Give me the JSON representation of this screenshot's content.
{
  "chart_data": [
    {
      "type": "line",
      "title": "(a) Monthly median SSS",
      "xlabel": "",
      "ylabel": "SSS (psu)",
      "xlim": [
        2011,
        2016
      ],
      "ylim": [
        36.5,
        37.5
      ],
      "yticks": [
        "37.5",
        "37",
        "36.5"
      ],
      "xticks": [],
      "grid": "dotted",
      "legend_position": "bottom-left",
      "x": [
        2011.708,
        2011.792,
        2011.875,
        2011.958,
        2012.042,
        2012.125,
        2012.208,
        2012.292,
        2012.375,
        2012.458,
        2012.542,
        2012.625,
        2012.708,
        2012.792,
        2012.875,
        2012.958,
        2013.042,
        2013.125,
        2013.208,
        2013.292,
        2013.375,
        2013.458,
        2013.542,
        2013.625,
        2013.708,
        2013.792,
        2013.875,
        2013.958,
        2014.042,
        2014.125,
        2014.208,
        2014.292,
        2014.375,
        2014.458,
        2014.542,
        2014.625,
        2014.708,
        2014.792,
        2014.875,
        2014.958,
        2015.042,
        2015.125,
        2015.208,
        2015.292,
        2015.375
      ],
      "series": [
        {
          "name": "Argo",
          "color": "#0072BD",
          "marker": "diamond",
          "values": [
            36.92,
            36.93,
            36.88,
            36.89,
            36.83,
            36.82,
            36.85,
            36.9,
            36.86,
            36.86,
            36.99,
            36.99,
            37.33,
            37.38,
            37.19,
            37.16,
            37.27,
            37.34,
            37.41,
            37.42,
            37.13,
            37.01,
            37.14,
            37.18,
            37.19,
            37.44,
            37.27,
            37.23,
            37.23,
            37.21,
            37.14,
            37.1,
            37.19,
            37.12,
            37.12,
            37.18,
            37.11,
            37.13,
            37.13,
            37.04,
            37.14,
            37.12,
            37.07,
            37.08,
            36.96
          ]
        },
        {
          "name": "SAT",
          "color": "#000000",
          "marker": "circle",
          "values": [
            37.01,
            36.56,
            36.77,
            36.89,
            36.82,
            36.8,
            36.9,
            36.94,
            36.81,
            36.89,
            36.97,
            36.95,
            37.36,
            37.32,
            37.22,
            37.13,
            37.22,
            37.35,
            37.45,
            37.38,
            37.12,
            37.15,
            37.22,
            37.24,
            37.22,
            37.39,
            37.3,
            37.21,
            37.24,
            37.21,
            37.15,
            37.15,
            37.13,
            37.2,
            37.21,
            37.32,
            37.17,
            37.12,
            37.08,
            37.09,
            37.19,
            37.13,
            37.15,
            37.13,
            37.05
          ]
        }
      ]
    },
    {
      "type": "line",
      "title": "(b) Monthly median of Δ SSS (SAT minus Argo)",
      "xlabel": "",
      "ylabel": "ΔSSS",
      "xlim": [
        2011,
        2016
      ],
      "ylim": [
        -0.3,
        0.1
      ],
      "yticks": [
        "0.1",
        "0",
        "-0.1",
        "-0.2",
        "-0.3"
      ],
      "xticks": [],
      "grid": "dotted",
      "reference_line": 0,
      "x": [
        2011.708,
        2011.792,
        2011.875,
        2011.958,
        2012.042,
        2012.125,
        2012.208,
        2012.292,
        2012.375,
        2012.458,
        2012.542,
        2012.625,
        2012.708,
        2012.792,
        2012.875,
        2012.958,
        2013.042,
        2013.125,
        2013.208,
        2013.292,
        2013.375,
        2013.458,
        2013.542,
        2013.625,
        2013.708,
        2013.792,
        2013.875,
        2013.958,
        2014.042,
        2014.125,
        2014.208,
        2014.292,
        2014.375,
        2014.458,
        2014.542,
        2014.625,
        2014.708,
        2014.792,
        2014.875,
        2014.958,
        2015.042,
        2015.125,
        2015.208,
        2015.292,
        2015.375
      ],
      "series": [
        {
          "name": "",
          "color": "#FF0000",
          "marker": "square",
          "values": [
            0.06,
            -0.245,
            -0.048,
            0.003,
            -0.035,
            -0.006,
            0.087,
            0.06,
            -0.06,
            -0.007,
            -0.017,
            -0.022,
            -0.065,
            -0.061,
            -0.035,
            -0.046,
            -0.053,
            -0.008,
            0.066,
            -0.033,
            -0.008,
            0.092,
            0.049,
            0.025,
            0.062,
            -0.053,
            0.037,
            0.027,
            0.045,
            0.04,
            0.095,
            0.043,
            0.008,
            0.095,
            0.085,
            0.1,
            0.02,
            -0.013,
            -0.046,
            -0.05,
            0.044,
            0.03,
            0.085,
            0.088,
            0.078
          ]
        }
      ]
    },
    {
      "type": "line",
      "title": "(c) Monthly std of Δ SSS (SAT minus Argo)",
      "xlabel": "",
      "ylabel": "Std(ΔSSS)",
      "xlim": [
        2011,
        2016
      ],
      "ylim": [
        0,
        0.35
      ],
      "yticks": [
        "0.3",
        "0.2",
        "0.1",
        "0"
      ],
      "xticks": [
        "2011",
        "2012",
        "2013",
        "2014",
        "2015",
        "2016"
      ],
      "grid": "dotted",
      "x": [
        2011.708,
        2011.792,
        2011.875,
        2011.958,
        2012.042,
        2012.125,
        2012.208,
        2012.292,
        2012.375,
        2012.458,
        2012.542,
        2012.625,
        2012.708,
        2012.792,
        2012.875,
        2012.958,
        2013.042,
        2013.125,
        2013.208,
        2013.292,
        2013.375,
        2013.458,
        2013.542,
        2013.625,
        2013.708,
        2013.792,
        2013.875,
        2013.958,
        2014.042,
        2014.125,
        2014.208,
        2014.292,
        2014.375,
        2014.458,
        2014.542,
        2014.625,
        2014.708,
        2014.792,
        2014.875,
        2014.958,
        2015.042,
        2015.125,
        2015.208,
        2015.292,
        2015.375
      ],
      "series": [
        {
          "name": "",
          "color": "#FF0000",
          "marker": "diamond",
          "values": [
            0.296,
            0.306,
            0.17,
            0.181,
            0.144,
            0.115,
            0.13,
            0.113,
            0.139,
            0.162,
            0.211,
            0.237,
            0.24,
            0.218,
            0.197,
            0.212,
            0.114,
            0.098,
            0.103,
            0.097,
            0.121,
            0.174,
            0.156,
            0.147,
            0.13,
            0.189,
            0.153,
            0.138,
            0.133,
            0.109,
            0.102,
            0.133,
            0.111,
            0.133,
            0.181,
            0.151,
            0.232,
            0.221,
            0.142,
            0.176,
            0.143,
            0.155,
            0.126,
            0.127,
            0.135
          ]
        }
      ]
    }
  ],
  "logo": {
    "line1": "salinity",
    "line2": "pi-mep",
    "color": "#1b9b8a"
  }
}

#### WRITTEN REQUEST
Copy down the whole of the data above, matching it exactly.

#### REPLY TO THE TASK
Give me the JSON representation of this screenshot's content.
{
  "chart_data": [
    {
      "type": "line",
      "title": "(a) Monthly median SSS",
      "xlabel": "",
      "ylabel": "SSS (psu)",
      "xlim": [
        2011,
        2016
      ],
      "ylim": [
        36.5,
        37.5
      ],
      "yticks": [
        "37.5",
        "37",
        "36.5"
      ],
      "xticks": [],
      "grid": "dotted",
      "legend_position": "bottom-left",
      "x": [
        2011.708,
        2011.792,
        2011.875,
        2011.958,
        2012.042,
        2012.125,
        2012.208,
        2012.292,
        2012.375,
        2012.458,
        2012.542,
        2012.625,
        2012.708,
        2012.792,
        2012.875,
        2012.958,
        2013.042,
        2013.125,
        2013.208,
        2013.292,
        2013.375,
        2013.458,
        2013.542,
        2013.625,
        2013.708,
        2013.792,
        2013.875,
        2013.958,
        2014.042,
        2014.125,
        2014.208,
        2014.292,
        2014.375,
        2014.458,
        2014.542,
        2014.625,
        2014.708,
        2014.792,
        2014.875,
        2014.958,
        2015.042,
        2015.125,
        2015.208,
        2015.292,
        2015.375
      ],
      "series": [
        {
          "name": "Argo",
          "color": "#0072BD",
          "marker": "diamond",
          "values": [
            36.92,
            36.93,
            36.88,
            36.89,
            36.83,
            36.82,
            36.85,
            36.9,
            36.86,
            36.86,
            36.99,
            36.99,
            37.33,
            37.38,
            37.19,
            37.16,
            37.27,
            37.34,
            37.41,
            37.42,
            37.13,
            37.01,
            37.14,
            37.18,
            37.19,
            37.44,
            37.27,
            37.23,
            37.23,
            37.21,
            37.14,
            37.1,
            37.19,
            37.12,
            37.12,
            37.18,
            37.11,
            37.13,
            37.13,
            37.04,
            37.14,
            37.12,
            37.07,
            37.08,
            36.96
          ]
        },
        {
          "name": "SAT",
          "color": "#000000",
          "marker": "circle",
          "values": [
            37.01,
            36.56,
            36.77,
            36.89,
            36.82,
            36.8,
            36.9,
            36.94,
            36.81,
            36.89,
            36.97,
            36.95,
            37.36,
            37.32,
            37.22,
            37.13,
            37.22,
            37.35,
            37.45,
            37.38,
            37.12,
            37.15,
            37.22,
            37.24,
            37.22,
            37.39,
            37.3,
            37.21,
            37.24,
            37.21,
            37.15,
            37.15,
            37.13,
            37.2,
            37.21,
            37.32,
            37.17,
            37.12,
            37.08,
            37.09,
            37.19,
            37.13,
            37.15,
            37.13,
            37.05
          ]
        }
      ]
    },
    {
      "type": "line",
      "title": "(b) Monthly median of Δ SSS (SAT minus Argo)",
      "xlabel": "",
      "ylabel": "ΔSSS",
      "xlim": [
        2011,
        2016
      ],
      "ylim": [
        -0.3,
        0.1
      ],
      "yticks": [
        "0.1",
        "0",
        "-0.1",
        "-0.2",
        "-0.3"
      ],
      "xticks": [],
      "grid": "dotted",
      "reference_line": 0,
      "x": [
        2011.708,
        2011.792,
        2011.875,
        2011.958,
        2012.042,
        2012.125,
        2012.208,
        2012.292,
        2012.375,
        2012.458,
        2012.542,
        2012.625,
        2012.708,
        2012.792,
        2012.875,
        2012.958,
        2013.042,
        2013.125,
        2013.208,
        2013.292,
        2013.375,
        2013.458,
        2013.542,
        2013.625,
        2013.708,
        2013.792,
        2013.875,
        2013.958,
        2014.042,
        2014.125,
        2014.208,
        2014.292,
        2014.375,
        2014.458,
        2014.542,
        2014.625,
        2014.708,
        2014.792,
        2014.875,
        2014.958,
        2015.042,
        2015.125,
        2015.208,
        2015.292,
        2015.375
      ],
      "series": [
        {
          "name": "",
          "color": "#FF0000",
          "marker": "square",
          "values": [
            0.06,
            -0.245,
            -0.048,
            0.003,
            -0.035,
            -0.006,
            0.087,
            0.06,
            -0.06,
            -0.007,
            -0.017,
            -0.022,
            -0.065,
            -0.061,
            -0.035,
            -0.046,
            -0.053,
            -0.008,
            0.066,
            -0.033,
            -0.008,
            0.092,
            0.049,
            0.025,
            0.062,
            -0.053,
            0.037,
            0.027,
            0.045,
            0.04,
            0.095,
            0.043,
            0.008,
            0.095,
            0.085,
            0.1,
            0.02,
            -0.013,
            -0.046,
            -0.05,
            0.044,
            0.03,
            0.085,
            0.088,
            0.078
          ]
        }
      ]
    },
    {
      "type": "line",
      "title": "(c) Monthly std of Δ SSS (SAT minus Argo)",
      "xlabel": "",
      "ylabel": "Std(ΔSSS)",
      "xlim": [
        2011,
        2016
      ],
      "ylim": [
        0,
        0.35
      ],
      "yticks": [
        "0.3",
        "0.2",
        "0.1",
        "0"
      ],
      "xticks": [
        "2011",
        "2012",
        "2013",
        "2014",
        "2015",
        "2016"
      ],
      "grid": "dotted",
      "x": [
        2011.708,
        2011.792,
        2011.875,
        2011.958,
        2012.042,
        2012.125,
        2012.208,
        2012.292,
        2012.375,
        2012.458,
        2012.542,
        2012.625,
        2012.708,
        2012.792,
        2012.875,
        2012.958,
        2013.042,
        2013.125,
        2013.208,
        2013.292,
        2013.375,
        2013.458,
        2013.542,
        2013.625,
        2013.708,
        2013.792,
        2013.875,
        2013.958,
        2014.042,
        2014.125,
        2014.208,
        2014.292,
        2014.375,
        2014.458,
        2014.542,
        2014.625,
        2014.708,
        2014.792,
        2014.875,
        2014.958,
        2015.042,
        2015.125,
        2015.208,
        2015.292,
        2015.375
      ],
      "series": [
        {
          "name": "",
          "color": "#FF0000",
          "marker": "diamond",
          "values": [
            0.296,
            0.306,
            0.17,
            0.181,
            0.144,
            0.115,
            0.13,
            0.113,
            0.139,
            0.162,
            0.211,
            0.237,
            0.24,
            0.218,
            0.197,
            0.212,
            0.114,
            0.098,
            0.103,
            0.097,
            0.121,
            0.174,
            0.156,
            0.147,
            0.13,
            0.189,
            0.153,
            0.138,
            0.133,
            0.109,
            0.102,
            0.133,
            0.111,
            0.133,
            0.181,
            0.151,
            0.232,
            0.221,
            0.142,
            0.176,
            0.143,
            0.155,
            0.126,
            0.127,
            0.135
          ]
        }
      ]
    }
  ],
  "logo": {
    "line1": "salinity",
    "line2": "pi-mep",
    "color": "#1b9b8a"
  }
}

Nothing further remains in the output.